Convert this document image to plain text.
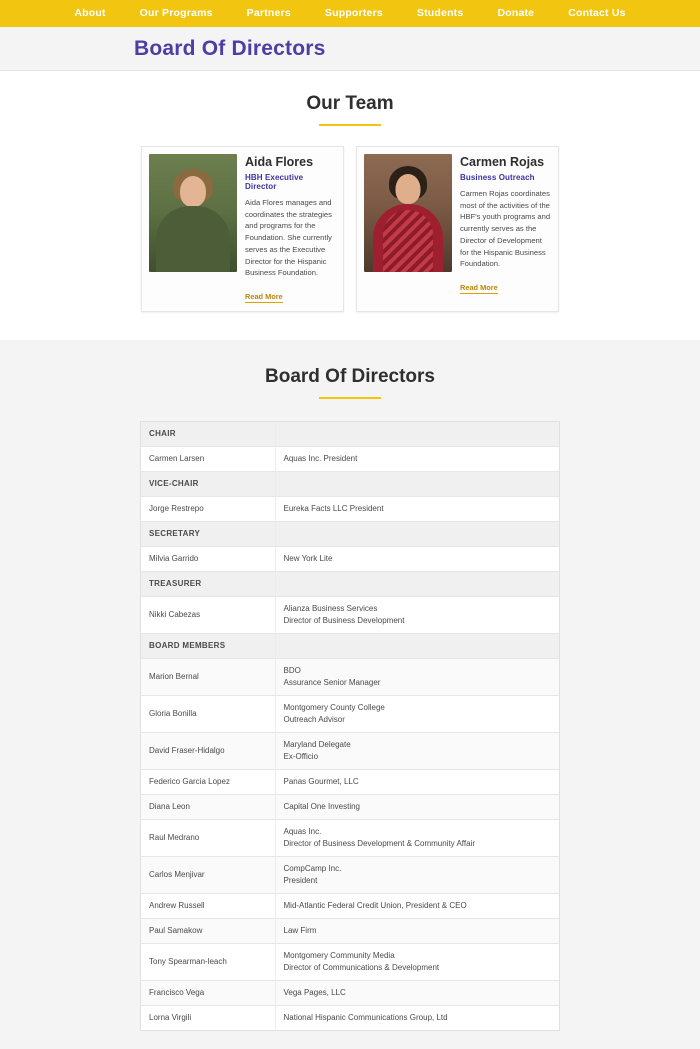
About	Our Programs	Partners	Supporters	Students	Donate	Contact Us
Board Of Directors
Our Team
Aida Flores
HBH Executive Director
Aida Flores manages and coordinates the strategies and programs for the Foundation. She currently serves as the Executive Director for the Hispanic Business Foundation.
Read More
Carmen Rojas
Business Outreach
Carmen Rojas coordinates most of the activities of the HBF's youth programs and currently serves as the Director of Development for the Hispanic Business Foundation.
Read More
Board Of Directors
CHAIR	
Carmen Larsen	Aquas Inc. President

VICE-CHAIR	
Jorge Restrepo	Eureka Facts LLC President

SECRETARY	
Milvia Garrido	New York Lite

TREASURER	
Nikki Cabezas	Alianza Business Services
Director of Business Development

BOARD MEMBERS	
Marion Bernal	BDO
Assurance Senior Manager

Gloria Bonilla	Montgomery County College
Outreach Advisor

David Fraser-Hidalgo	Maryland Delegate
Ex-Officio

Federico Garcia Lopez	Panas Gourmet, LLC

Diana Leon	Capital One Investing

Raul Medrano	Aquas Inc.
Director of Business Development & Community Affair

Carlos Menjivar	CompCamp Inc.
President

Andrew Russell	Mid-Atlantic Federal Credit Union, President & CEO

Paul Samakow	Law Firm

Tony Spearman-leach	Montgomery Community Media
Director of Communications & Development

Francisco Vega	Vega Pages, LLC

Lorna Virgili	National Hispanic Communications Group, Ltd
* * *
__Given exercise__:
Print the whole listing above once more, word for word, without its pictures.

__Solved exercise__:
Convert this document image to plain text.
About	Our Programs	Partners	Supporters	Students	Donate	Contact Us
Board Of Directors
Our Team
Aida Flores
HBH Executive Director
Aida Flores manages and coordinates the strategies and programs for the Foundation. She currently serves as the Executive Director for the Hispanic Business Foundation.
Read More
Carmen Rojas
Business Outreach
Carmen Rojas coordinates most of the activities of the HBF's youth programs and currently serves as the Director of Development for the Hispanic Business Foundation.
Read More
Board Of Directors
CHAIR	
Carmen Larsen	Aquas Inc. President

VICE-CHAIR	
Jorge Restrepo	Eureka Facts LLC President

SECRETARY	
Milvia Garrido	New York Lite

TREASURER	
Nikki Cabezas	Alianza Business Services
Director of Business Development

BOARD MEMBERS	
Marion Bernal	BDO
Assurance Senior Manager

Gloria Bonilla	Montgomery County College
Outreach Advisor

David Fraser-Hidalgo	Maryland Delegate
Ex-Officio

Federico Garcia Lopez	Panas Gourmet, LLC

Diana Leon	Capital One Investing

Raul Medrano	Aquas Inc.
Director of Business Development & Community Affair

Carlos Menjivar	CompCamp Inc.
President

Andrew Russell	Mid-Atlantic Federal Credit Union, President & CEO

Paul Samakow	Law Firm

Tony Spearman-leach	Montgomery Community Media
Director of Communications & Development

Francisco Vega	Vega Pages, LLC

Lorna Virgili	National Hispanic Communications Group, Ltd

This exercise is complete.